Data entries
--- BEGIN ---

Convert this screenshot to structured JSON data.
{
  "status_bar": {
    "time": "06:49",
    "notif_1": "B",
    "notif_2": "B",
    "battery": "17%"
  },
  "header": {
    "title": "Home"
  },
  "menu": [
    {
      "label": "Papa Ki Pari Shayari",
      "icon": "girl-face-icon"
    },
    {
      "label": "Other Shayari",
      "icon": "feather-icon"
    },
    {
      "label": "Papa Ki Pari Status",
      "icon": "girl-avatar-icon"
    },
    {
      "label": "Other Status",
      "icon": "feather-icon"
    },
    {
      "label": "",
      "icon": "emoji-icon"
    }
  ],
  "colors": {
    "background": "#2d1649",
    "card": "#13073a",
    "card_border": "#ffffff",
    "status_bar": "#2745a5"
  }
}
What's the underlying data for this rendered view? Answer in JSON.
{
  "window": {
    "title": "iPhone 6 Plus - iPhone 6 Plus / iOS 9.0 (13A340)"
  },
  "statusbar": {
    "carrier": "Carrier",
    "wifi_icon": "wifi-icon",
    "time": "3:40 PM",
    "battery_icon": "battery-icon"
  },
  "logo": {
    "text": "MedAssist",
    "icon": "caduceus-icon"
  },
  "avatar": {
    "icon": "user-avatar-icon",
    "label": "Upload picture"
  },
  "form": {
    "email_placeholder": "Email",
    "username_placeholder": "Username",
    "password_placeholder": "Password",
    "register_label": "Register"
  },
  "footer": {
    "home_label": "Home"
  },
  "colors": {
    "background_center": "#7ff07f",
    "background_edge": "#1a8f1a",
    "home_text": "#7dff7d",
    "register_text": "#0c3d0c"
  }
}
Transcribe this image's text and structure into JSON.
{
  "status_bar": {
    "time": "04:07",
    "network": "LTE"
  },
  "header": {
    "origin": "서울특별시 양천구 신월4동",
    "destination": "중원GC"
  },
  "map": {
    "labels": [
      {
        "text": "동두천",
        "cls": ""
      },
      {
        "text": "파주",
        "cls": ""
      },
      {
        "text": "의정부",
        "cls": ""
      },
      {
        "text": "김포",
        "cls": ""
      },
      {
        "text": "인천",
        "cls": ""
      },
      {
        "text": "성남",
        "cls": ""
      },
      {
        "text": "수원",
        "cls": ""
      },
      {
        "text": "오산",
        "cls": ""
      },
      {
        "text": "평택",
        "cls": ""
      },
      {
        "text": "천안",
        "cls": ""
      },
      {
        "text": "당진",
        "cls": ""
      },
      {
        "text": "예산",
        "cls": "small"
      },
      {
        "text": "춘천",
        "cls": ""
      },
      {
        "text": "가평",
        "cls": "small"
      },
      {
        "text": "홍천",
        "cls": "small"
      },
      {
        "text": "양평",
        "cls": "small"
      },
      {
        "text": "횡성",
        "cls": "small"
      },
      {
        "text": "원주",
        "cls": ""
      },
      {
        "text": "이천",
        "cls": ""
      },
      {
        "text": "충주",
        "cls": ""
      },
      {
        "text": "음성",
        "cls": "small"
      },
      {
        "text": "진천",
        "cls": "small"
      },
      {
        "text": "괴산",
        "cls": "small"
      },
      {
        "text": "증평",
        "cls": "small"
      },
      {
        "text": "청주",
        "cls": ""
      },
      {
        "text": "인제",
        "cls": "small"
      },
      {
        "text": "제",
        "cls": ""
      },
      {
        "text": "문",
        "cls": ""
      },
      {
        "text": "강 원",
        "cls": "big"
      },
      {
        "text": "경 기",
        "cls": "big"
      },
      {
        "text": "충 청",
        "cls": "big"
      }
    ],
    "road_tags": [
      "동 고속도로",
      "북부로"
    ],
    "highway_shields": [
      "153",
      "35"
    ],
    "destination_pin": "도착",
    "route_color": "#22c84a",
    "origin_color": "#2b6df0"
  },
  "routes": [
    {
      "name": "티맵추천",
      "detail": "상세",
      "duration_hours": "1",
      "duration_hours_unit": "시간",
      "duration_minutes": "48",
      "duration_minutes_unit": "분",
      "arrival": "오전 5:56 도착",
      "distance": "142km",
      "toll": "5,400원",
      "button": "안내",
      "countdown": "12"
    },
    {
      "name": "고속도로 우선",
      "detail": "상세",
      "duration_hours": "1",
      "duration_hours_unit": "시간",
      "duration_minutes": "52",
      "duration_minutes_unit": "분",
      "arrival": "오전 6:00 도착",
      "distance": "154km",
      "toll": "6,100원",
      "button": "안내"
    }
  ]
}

--- END ---

How many lines of the entries above hold the string "Shayari"? Reply with the number alone.

2